[Dataset items]
******

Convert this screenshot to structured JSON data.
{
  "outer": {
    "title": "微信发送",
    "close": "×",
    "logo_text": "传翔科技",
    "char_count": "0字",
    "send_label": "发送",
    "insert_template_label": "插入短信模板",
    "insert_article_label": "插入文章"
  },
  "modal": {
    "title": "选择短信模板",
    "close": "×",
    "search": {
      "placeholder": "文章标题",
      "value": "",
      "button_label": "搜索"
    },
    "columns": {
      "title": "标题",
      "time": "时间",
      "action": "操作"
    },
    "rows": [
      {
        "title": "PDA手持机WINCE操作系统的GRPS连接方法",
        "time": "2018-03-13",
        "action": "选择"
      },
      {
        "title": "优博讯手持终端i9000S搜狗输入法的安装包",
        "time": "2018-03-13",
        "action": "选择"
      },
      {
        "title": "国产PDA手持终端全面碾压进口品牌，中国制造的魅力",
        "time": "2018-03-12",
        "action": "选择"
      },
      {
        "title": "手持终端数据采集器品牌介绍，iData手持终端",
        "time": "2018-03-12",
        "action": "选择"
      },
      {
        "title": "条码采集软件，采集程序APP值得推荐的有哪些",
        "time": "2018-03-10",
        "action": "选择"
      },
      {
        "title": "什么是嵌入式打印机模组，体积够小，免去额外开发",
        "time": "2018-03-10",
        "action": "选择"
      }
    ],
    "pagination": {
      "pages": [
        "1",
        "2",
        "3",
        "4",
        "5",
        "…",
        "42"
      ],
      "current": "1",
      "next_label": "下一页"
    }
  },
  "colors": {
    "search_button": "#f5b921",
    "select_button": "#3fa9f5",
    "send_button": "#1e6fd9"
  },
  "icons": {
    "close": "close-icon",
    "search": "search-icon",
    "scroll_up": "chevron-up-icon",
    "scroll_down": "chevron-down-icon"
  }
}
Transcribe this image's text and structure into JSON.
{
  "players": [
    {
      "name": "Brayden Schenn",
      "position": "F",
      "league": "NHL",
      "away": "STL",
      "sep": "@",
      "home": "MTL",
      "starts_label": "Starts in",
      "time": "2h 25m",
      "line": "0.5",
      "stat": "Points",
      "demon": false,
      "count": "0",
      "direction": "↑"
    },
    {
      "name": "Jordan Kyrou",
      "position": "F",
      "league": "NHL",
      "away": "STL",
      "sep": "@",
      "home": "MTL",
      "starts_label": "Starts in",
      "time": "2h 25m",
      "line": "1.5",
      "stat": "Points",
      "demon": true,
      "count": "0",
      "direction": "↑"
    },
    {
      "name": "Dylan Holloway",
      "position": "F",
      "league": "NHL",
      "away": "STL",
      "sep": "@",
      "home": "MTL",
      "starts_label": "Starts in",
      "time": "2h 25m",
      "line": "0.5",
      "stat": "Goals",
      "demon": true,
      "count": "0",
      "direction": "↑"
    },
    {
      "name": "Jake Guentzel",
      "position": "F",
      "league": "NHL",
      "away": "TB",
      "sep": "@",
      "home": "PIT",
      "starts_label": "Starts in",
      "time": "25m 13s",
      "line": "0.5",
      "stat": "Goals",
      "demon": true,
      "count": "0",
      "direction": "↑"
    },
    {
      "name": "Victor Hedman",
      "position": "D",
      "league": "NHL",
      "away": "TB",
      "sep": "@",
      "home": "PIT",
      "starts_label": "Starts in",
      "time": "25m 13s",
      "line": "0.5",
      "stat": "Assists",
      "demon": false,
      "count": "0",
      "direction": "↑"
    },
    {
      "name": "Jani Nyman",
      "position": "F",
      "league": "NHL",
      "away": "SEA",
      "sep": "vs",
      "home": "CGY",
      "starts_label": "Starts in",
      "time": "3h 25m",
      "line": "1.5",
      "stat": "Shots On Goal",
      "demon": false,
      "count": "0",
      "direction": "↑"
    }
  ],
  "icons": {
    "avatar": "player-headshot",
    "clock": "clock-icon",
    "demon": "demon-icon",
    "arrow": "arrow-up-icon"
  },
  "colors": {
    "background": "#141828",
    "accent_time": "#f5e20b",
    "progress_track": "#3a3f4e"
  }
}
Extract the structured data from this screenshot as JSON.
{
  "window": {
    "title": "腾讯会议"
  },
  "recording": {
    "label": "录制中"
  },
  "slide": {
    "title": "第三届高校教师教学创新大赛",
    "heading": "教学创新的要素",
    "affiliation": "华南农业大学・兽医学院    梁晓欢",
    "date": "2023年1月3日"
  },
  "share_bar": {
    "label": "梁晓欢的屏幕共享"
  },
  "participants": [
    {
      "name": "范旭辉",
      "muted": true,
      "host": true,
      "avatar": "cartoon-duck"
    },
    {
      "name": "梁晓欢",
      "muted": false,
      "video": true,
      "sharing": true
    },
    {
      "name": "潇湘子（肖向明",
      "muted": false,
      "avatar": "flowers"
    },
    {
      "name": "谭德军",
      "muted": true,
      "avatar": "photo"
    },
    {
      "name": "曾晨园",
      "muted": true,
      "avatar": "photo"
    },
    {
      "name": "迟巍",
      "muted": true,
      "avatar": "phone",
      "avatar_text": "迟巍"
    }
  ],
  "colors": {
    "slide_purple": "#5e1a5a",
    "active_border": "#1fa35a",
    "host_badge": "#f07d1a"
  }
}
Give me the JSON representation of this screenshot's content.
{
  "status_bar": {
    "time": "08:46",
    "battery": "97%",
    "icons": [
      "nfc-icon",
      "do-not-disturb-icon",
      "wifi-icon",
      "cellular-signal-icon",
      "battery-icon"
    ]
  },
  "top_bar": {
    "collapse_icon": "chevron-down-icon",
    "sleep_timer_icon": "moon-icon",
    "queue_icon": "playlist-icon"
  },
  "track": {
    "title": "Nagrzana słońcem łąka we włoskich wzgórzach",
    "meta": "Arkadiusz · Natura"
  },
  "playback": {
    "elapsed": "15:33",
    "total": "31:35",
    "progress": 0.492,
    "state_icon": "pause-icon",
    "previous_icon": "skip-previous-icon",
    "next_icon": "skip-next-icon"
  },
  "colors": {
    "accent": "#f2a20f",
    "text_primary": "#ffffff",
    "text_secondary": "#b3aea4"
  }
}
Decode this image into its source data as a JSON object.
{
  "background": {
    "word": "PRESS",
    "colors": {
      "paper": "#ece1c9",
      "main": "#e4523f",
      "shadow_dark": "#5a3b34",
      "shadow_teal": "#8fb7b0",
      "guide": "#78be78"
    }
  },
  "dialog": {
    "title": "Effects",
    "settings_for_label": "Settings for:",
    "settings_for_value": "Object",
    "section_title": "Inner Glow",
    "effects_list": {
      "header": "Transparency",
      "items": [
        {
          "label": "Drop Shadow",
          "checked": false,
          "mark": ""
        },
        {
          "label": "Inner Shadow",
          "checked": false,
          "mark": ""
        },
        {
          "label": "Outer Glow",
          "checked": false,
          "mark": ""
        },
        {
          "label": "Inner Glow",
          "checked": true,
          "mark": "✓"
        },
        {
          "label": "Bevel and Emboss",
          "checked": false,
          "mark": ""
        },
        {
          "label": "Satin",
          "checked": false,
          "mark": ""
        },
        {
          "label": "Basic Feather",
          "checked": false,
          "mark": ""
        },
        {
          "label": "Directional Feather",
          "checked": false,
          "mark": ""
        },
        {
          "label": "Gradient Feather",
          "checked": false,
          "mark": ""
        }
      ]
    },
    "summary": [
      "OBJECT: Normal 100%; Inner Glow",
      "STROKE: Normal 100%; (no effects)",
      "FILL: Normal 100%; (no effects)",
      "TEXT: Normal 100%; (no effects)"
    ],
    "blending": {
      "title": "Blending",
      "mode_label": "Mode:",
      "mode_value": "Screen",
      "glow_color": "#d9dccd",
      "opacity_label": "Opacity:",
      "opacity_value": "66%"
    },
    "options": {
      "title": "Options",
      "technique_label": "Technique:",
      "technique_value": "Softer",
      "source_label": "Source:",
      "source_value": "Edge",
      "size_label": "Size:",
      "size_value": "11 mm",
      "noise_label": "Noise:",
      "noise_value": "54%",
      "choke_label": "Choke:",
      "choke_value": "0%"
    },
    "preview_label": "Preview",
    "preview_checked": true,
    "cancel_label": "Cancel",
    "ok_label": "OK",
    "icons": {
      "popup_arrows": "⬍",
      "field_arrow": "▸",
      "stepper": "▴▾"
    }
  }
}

******

Say, as a single number and nothing more, how many lines of the entries contain the word "screenshot".

**Result**
3